- Prompt
Find each line that has the string "Lover" and give the total, with nothing else.

Dataset items
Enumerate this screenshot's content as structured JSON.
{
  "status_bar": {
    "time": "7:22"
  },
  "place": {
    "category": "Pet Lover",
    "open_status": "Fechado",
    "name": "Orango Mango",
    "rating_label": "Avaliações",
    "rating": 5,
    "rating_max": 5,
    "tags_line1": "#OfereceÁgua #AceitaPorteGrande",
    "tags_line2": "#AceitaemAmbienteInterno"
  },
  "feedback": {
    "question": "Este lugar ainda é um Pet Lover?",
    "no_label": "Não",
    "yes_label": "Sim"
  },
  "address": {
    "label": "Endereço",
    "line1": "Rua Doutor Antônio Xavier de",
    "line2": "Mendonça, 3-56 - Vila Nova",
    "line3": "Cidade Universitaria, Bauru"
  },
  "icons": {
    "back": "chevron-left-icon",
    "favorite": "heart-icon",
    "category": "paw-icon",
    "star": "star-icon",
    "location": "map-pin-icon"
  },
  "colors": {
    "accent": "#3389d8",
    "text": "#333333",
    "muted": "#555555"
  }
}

- The answer
2